- [Data rows]

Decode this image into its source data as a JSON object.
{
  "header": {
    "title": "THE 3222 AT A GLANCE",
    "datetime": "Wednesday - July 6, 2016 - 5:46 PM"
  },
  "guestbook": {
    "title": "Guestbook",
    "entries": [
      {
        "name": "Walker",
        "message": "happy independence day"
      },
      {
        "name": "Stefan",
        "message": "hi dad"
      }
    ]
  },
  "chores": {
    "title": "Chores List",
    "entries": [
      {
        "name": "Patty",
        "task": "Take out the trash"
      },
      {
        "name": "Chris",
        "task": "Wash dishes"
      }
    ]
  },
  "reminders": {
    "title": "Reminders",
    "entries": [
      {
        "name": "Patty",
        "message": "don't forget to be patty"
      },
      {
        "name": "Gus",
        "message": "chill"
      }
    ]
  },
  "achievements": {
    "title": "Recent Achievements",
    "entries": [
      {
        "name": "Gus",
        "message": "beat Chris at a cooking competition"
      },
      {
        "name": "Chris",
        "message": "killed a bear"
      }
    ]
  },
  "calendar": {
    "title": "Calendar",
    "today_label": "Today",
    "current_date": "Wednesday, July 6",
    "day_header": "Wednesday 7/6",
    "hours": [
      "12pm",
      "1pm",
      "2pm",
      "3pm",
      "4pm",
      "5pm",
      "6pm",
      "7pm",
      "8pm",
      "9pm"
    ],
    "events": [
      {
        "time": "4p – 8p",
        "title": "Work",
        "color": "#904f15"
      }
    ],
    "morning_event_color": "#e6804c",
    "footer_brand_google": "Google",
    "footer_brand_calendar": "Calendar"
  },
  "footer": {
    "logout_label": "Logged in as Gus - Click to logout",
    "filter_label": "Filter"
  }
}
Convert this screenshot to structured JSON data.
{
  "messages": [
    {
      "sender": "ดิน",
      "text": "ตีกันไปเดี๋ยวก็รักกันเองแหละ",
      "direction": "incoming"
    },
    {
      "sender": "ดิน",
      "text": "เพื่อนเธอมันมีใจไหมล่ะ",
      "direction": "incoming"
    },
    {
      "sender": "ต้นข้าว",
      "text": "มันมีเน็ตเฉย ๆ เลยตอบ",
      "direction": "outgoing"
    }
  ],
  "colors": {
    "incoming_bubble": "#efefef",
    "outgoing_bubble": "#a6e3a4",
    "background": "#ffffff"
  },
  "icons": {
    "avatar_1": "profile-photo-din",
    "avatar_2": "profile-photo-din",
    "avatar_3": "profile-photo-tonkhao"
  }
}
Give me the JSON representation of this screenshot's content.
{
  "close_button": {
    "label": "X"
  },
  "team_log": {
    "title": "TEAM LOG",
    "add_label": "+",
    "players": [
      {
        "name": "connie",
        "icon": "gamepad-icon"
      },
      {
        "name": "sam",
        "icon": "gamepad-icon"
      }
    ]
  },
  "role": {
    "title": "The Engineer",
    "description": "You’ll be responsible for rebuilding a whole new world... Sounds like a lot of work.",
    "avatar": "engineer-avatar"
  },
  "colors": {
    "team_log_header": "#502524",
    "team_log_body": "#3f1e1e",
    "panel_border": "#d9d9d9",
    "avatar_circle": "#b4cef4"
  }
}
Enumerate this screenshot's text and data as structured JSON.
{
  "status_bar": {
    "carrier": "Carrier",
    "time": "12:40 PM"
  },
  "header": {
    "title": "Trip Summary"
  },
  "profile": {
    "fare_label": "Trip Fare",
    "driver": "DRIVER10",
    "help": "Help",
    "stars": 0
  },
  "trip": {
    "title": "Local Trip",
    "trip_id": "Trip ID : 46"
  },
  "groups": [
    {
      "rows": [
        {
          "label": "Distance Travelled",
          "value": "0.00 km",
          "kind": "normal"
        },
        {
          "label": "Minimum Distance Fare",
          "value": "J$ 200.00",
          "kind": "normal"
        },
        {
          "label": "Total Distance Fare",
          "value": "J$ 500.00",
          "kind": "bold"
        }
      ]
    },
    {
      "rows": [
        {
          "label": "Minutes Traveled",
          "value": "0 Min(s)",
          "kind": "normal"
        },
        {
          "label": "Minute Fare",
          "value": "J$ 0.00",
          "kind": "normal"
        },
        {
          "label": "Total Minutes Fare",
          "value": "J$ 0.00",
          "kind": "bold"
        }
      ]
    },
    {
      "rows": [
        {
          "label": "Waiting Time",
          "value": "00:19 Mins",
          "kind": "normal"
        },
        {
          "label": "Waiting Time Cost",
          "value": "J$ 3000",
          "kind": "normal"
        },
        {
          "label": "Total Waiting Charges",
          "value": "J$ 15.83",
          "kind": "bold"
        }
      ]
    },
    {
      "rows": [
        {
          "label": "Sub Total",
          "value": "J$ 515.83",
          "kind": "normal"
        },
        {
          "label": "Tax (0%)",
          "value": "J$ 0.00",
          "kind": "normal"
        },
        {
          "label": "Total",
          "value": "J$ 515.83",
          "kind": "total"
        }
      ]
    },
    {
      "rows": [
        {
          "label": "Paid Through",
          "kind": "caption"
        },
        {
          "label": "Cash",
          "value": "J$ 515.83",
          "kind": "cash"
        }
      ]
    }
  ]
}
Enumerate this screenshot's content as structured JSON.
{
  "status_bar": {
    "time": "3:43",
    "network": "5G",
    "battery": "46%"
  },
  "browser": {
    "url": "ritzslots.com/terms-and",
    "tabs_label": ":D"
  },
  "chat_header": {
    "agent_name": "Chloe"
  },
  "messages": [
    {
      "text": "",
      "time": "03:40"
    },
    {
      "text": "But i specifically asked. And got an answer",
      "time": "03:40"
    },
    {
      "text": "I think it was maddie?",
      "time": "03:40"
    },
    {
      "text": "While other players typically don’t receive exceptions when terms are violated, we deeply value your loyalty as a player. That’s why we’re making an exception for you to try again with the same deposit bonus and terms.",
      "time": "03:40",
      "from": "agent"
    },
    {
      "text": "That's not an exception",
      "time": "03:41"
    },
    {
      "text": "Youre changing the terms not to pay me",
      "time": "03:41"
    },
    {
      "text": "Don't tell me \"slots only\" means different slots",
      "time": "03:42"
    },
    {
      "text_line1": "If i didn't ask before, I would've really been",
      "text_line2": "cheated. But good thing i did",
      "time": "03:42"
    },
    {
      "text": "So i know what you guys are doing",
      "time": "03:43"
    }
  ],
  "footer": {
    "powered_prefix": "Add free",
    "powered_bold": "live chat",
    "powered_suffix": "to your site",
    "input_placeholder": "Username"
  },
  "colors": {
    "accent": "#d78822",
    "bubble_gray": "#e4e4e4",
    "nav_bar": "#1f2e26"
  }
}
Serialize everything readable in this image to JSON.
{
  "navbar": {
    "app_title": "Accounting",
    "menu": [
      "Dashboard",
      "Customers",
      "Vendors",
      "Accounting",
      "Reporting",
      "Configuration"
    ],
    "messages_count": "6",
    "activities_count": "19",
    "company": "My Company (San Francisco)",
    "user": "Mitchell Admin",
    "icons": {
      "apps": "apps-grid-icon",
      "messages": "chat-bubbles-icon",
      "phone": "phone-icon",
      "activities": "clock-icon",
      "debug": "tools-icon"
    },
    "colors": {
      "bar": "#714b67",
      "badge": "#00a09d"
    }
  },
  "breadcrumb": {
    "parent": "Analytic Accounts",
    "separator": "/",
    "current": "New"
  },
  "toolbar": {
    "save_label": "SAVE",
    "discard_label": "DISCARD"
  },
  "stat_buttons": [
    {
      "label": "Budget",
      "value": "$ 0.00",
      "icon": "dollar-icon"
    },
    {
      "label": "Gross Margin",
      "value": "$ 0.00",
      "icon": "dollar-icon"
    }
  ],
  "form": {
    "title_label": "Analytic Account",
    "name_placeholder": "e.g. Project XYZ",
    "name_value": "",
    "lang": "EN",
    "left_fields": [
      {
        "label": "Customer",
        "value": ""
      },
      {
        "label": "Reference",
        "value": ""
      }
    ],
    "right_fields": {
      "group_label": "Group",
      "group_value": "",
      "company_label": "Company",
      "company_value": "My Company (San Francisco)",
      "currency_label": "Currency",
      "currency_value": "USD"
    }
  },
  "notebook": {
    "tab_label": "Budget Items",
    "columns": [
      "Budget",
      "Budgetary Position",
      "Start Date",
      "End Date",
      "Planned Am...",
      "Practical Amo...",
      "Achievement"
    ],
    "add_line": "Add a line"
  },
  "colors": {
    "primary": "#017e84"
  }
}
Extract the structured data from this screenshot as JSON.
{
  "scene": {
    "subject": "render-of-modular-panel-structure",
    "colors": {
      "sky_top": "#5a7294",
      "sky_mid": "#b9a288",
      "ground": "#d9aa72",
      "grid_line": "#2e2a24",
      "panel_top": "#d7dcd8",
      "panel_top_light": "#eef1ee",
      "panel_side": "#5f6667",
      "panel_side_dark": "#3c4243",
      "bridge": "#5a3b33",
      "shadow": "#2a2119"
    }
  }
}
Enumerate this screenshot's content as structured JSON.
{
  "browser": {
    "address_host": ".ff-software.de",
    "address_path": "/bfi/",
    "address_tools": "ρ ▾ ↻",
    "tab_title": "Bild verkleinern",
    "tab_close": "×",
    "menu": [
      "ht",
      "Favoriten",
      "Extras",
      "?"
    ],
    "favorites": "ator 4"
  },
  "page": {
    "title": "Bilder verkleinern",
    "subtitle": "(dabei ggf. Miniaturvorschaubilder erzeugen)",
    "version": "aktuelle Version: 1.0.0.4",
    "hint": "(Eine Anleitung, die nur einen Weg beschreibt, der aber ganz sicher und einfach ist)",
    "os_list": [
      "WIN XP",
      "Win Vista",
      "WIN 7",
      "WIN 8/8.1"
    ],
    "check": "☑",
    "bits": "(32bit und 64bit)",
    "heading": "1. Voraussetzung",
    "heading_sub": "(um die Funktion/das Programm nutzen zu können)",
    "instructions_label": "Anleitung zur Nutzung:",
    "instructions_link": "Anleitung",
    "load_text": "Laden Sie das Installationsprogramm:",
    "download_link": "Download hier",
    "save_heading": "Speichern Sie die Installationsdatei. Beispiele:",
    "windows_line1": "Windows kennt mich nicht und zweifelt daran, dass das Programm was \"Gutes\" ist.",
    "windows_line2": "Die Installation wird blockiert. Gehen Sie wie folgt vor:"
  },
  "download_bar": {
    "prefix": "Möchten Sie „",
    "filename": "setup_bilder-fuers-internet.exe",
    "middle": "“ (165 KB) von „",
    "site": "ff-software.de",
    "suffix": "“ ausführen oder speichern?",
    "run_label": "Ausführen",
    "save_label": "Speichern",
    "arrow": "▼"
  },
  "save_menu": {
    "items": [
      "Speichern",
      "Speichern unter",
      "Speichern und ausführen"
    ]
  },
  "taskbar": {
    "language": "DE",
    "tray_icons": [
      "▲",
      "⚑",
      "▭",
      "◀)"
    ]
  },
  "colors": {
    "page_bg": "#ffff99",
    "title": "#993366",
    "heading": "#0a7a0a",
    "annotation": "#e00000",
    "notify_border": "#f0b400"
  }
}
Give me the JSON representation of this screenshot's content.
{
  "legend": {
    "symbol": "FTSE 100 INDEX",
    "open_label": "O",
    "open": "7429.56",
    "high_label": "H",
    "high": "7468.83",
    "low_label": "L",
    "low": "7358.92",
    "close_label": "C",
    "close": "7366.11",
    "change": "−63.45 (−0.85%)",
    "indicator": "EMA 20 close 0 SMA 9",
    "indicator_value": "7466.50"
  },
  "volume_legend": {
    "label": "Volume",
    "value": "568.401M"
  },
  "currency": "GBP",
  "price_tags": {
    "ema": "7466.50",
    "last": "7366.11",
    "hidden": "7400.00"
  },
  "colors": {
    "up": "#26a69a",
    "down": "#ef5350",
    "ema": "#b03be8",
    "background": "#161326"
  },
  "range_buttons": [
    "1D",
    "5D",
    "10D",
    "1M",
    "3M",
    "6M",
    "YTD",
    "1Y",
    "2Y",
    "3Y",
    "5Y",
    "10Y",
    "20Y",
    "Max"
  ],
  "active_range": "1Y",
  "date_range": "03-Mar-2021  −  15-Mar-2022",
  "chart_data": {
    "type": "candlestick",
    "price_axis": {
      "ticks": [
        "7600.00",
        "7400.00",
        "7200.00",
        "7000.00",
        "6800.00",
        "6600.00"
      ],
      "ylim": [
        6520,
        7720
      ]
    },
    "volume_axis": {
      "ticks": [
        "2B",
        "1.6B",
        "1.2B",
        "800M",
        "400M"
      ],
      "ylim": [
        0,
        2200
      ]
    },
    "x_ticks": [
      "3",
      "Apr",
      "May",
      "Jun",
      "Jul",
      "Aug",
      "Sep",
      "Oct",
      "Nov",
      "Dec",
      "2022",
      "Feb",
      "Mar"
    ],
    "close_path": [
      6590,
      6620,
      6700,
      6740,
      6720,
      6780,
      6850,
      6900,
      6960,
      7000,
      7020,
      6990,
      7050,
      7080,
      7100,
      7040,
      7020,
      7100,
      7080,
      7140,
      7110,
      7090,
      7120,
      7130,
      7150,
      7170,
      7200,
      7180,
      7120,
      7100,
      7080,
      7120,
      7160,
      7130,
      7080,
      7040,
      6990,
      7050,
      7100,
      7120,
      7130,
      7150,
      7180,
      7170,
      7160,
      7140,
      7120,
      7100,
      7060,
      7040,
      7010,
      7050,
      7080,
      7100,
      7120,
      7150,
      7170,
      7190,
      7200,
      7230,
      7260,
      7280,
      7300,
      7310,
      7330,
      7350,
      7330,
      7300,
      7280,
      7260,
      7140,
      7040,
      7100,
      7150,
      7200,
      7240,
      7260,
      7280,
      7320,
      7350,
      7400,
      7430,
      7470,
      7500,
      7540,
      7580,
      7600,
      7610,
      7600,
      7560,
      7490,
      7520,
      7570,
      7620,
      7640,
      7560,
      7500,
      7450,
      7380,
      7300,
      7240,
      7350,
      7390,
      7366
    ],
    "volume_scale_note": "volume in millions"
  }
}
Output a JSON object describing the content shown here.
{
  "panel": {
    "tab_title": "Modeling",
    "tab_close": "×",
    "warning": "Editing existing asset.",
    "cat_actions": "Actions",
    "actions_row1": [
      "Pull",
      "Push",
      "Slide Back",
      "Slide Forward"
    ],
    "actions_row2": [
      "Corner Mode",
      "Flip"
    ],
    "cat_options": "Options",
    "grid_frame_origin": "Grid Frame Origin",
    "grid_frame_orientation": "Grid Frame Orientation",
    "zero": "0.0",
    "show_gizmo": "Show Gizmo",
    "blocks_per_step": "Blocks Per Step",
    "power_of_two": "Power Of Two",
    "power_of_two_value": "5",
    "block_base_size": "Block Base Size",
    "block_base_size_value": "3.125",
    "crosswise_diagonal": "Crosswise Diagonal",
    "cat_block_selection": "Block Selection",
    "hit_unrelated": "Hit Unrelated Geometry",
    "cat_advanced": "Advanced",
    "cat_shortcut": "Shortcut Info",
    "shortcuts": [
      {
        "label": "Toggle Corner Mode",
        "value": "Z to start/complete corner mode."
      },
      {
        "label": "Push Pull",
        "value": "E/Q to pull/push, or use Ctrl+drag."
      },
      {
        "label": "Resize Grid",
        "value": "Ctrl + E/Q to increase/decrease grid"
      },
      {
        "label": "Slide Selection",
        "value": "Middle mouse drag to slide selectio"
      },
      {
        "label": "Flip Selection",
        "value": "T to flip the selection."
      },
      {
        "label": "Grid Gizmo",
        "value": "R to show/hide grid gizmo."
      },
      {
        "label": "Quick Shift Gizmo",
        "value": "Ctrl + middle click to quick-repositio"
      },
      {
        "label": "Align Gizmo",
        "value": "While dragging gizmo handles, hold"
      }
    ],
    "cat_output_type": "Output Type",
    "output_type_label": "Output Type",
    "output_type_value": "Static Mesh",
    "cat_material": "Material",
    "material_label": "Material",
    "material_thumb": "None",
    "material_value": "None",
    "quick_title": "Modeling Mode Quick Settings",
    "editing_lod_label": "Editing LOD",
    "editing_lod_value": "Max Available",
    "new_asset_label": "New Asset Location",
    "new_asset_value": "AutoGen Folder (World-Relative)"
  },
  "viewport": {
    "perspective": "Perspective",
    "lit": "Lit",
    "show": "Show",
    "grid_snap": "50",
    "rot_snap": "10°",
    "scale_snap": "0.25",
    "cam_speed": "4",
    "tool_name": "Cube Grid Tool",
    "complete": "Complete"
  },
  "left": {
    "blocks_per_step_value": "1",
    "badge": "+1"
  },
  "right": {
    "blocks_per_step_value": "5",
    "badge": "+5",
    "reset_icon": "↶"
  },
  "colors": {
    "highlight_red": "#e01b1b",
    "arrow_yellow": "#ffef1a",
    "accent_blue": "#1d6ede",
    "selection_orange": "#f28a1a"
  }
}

- [Problem statement] Look above for lines with the word "players" and copy them all.

- [The reply]
    "players": [
      "text": "While other players typically don’t receive exceptions when terms are violated, we deeply value your loyalty as a player. That’s why we’re making an exception for you to try again with the same deposit bonus and terms.",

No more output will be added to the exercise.